TASK DETAILS: Repeat the lines below exactly as they appear, but leave out the images.

PROVIDED RECORDS:
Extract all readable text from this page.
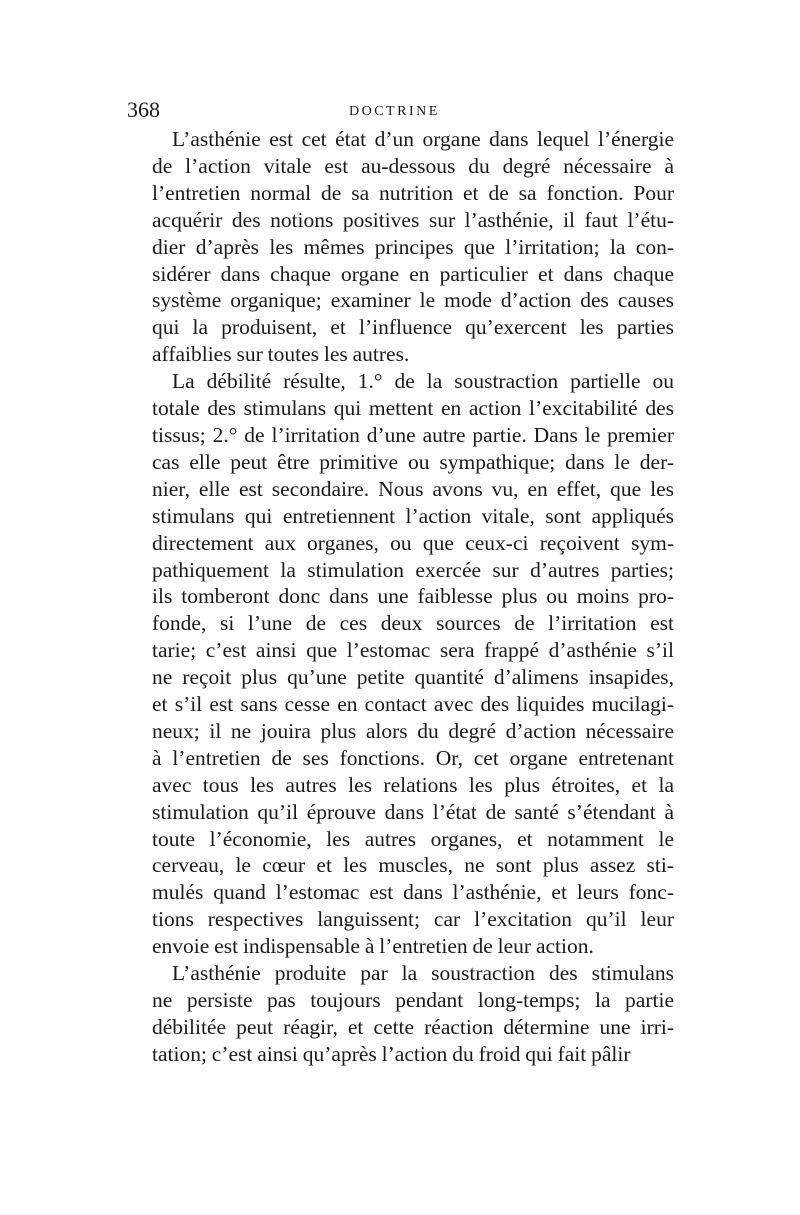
368	DOCTRINE

L’asthénie est cet état d’un organe dans lequel l’énergie
de l’action vitale est au-dessous du degré nécessaire à
l’entretien normal de sa nutrition et de sa fonction. Pour
acquérir des notions positives sur l’asthénie, il faut l’étu-
dier d’après les mêmes principes que l’irritation; la con-
sidérer dans chaque organe en particulier et dans chaque
système organique; examiner le mode d’action des causes
qui la produisent, et l’influence qu’exercent les parties
affaiblies sur toutes les autres.

La débilité résulte, 1.° de la soustraction partielle ou
totale des stimulans qui mettent en action l’excitabilité des
tissus; 2.° de l’irritation d’une autre partie. Dans le premier
cas elle peut être primitive ou sympathique; dans le der-
nier, elle est secondaire. Nous avons vu, en effet, que les
stimulans qui entretiennent l’action vitale, sont appliqués
directement aux organes, ou que ceux-ci reçoivent sym-
pathiquement la stimulation exercée sur d’autres parties;
ils tomberont donc dans une faiblesse plus ou moins pro-
fonde, si l’une de ces deux sources de l’irritation est
tarie; c’est ainsi que l’estomac sera frappé d’asthénie s’il
ne reçoit plus qu’une petite quantité d’alimens insapides,
et s’il est sans cesse en contact avec des liquides mucilagi-
neux; il ne jouira plus alors du degré d’action nécessaire
à l’entretien de ses fonctions. Or, cet organe entretenant
avec tous les autres les relations les plus étroites, et la
stimulation qu’il éprouve dans l’état de santé s’étendant à
toute l’économie, les autres organes, et notamment le
cerveau, le cœur et les muscles, ne sont plus assez sti-
mulés quand l’estomac est dans l’asthénie, et leurs fonc-
tions respectives languissent; car l’excitation qu’il leur
envoie est indispensable à l’entretien de leur action.

L’asthénie produite par la soustraction des stimulans
ne persiste pas toujours pendant long-temps; la partie
débilitée peut réagir, et cette réaction détermine une irri-
tation; c’est ainsi qu’après l’action du froid qui fait pâlir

RESULT OF THE EXERCISE:
Extract all readable text from this page.
368	DOCTRINE

L’asthénie est cet état d’un organe dans lequel l’énergie
de l’action vitale est au-dessous du degré nécessaire à
l’entretien normal de sa nutrition et de sa fonction. Pour
acquérir des notions positives sur l’asthénie, il faut l’étu-
dier d’après les mêmes principes que l’irritation; la con-
sidérer dans chaque organe en particulier et dans chaque
système organique; examiner le mode d’action des causes
qui la produisent, et l’influence qu’exercent les parties
affaiblies sur toutes les autres.

La débilité résulte, 1.° de la soustraction partielle ou
totale des stimulans qui mettent en action l’excitabilité des
tissus; 2.° de l’irritation d’une autre partie. Dans le premier
cas elle peut être primitive ou sympathique; dans le der-
nier, elle est secondaire. Nous avons vu, en effet, que les
stimulans qui entretiennent l’action vitale, sont appliqués
directement aux organes, ou que ceux-ci reçoivent sym-
pathiquement la stimulation exercée sur d’autres parties;
ils tomberont donc dans une faiblesse plus ou moins pro-
fonde, si l’une de ces deux sources de l’irritation est
tarie; c’est ainsi que l’estomac sera frappé d’asthénie s’il
ne reçoit plus qu’une petite quantité d’alimens insapides,
et s’il est sans cesse en contact avec des liquides mucilagi-
neux; il ne jouira plus alors du degré d’action nécessaire
à l’entretien de ses fonctions. Or, cet organe entretenant
avec tous les autres les relations les plus étroites, et la
stimulation qu’il éprouve dans l’état de santé s’étendant à
toute l’économie, les autres organes, et notamment le
cerveau, le cœur et les muscles, ne sont plus assez sti-
mulés quand l’estomac est dans l’asthénie, et leurs fonc-
tions respectives languissent; car l’excitation qu’il leur
envoie est indispensable à l’entretien de leur action.

L’asthénie produite par la soustraction des stimulans
ne persiste pas toujours pendant long-temps; la partie
débilitée peut réagir, et cette réaction détermine une irri-
tation; c’est ainsi qu’après l’action du froid qui fait pâlir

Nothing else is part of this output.